:: REQUIREMENT ::
In the material below, find each line holding the string "поверхности" and copy it.

:: DATA PROVIDED ::
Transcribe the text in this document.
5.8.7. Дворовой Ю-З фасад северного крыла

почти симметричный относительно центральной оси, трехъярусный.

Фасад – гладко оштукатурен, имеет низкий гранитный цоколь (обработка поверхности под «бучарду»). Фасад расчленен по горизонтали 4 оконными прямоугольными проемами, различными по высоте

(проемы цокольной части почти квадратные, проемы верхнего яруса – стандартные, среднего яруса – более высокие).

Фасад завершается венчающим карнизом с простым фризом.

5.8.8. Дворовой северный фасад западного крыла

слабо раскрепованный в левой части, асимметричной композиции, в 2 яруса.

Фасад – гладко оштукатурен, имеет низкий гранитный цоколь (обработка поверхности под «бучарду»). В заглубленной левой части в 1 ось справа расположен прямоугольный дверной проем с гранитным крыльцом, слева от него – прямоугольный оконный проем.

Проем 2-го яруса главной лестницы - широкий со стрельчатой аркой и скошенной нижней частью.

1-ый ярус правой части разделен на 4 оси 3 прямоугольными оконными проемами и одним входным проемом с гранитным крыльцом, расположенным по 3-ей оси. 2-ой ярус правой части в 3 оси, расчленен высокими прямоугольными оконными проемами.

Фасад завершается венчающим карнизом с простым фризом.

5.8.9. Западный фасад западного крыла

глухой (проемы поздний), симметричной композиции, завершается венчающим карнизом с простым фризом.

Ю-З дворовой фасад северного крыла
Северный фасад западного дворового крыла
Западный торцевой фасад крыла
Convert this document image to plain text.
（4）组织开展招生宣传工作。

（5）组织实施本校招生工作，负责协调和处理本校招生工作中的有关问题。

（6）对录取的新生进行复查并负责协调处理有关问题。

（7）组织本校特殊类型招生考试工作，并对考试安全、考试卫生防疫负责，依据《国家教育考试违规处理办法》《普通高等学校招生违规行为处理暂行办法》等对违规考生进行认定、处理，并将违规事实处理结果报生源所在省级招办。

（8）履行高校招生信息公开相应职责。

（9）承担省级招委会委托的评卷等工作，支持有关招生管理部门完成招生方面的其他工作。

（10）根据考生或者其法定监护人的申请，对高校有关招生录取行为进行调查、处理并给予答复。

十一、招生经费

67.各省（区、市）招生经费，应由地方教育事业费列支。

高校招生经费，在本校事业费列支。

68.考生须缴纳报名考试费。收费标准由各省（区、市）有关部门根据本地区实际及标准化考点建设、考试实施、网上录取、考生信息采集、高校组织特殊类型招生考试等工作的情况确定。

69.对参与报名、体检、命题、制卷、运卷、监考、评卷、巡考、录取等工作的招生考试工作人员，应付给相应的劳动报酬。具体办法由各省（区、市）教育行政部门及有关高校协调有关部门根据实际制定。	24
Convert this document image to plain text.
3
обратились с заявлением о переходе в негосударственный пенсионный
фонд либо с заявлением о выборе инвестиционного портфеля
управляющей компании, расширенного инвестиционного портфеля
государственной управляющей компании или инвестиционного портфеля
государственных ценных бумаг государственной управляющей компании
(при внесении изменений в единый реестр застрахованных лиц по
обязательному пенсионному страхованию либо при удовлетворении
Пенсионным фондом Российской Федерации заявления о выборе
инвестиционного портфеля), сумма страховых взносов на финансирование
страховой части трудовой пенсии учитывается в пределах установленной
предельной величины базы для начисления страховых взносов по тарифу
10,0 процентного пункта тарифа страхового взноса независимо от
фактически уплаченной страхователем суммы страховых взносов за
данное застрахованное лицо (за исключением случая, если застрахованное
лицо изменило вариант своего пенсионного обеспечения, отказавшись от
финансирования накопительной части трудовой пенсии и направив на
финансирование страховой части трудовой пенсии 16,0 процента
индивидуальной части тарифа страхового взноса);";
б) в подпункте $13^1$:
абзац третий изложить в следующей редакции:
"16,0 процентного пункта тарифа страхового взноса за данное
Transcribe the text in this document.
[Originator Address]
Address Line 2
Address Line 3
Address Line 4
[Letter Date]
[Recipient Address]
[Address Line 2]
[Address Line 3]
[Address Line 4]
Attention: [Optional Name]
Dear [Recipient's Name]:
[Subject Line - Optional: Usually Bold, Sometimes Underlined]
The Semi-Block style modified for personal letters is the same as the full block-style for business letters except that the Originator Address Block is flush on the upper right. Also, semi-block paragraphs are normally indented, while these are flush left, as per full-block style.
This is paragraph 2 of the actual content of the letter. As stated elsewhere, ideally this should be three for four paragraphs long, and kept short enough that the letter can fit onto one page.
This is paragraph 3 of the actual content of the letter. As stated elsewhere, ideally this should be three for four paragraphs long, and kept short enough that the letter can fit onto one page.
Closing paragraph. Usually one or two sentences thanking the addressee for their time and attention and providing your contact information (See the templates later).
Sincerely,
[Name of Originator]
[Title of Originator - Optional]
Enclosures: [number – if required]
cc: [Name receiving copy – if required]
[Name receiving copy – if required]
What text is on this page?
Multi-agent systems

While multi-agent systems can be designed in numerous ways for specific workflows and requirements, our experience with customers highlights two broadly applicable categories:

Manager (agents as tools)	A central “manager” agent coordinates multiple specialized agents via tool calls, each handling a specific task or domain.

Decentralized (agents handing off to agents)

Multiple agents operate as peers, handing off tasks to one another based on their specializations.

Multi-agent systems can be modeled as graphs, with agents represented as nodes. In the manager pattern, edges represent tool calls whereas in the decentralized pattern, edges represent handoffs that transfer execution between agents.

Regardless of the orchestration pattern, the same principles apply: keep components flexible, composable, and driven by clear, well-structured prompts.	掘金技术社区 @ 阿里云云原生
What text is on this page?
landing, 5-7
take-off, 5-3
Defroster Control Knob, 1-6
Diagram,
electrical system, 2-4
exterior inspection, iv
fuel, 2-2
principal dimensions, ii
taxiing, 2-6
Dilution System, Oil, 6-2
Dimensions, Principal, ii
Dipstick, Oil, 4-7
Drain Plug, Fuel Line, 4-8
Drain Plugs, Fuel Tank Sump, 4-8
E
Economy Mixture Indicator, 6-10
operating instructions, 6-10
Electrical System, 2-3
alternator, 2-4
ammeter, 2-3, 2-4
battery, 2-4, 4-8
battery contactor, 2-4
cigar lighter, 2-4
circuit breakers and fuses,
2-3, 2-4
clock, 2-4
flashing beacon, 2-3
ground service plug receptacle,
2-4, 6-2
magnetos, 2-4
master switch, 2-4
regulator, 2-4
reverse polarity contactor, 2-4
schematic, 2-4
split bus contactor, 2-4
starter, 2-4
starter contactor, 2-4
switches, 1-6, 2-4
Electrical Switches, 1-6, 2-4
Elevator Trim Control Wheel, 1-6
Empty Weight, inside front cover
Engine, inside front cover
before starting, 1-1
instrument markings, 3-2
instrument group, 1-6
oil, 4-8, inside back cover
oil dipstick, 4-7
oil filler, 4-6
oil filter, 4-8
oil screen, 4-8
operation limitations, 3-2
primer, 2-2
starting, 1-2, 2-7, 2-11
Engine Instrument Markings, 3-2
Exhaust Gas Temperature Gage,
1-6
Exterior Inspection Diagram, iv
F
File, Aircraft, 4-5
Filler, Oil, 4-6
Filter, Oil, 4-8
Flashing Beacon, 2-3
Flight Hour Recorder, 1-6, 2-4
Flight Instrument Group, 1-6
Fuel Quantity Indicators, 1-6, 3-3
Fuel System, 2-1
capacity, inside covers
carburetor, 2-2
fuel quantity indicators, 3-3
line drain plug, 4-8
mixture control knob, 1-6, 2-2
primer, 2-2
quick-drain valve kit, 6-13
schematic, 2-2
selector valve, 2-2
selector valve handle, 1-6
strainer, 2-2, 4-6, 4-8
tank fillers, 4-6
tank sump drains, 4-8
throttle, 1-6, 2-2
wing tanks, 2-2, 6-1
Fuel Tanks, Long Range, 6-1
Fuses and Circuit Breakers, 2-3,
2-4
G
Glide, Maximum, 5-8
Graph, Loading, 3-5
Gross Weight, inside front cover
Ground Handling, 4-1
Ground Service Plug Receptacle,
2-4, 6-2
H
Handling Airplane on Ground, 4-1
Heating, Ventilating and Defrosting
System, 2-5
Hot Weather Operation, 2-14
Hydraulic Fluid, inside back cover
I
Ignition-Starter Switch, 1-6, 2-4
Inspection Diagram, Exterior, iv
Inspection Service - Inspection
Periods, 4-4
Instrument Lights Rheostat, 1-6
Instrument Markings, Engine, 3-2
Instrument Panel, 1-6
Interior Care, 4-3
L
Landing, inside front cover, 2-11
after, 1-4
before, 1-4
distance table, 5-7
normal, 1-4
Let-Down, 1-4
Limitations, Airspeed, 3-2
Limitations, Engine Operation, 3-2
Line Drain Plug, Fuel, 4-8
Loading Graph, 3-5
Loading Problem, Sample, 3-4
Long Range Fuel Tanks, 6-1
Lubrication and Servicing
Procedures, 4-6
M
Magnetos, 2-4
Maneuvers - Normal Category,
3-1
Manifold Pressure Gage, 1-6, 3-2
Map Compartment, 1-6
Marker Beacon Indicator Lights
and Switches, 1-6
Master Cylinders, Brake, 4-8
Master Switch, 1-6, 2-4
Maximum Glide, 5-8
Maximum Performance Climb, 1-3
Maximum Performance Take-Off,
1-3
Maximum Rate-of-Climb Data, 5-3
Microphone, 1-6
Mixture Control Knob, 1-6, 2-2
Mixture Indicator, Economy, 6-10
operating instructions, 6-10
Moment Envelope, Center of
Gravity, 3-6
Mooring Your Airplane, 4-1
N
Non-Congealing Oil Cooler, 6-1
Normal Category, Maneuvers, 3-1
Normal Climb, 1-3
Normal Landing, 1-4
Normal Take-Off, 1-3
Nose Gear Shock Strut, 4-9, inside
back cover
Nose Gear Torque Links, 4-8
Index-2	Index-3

:: TASK SOLUTION ::
Фасад – гладко оштукатурен, имеет низкий гранитный цоколь (обработка поверхности под «бучарду»). Фасад расчленен по горизонтали 4 оконными прямоугольными проемами, различными по высоте
Фасад – гладко оштукатурен, имеет низкий гранитный цоколь (обработка поверхности под «бучарду»). В заглубленной левой части в 1 ось справа расположен прямоугольный дверной проем с гранитным крыльцом, слева от него – прямоугольный оконный проем.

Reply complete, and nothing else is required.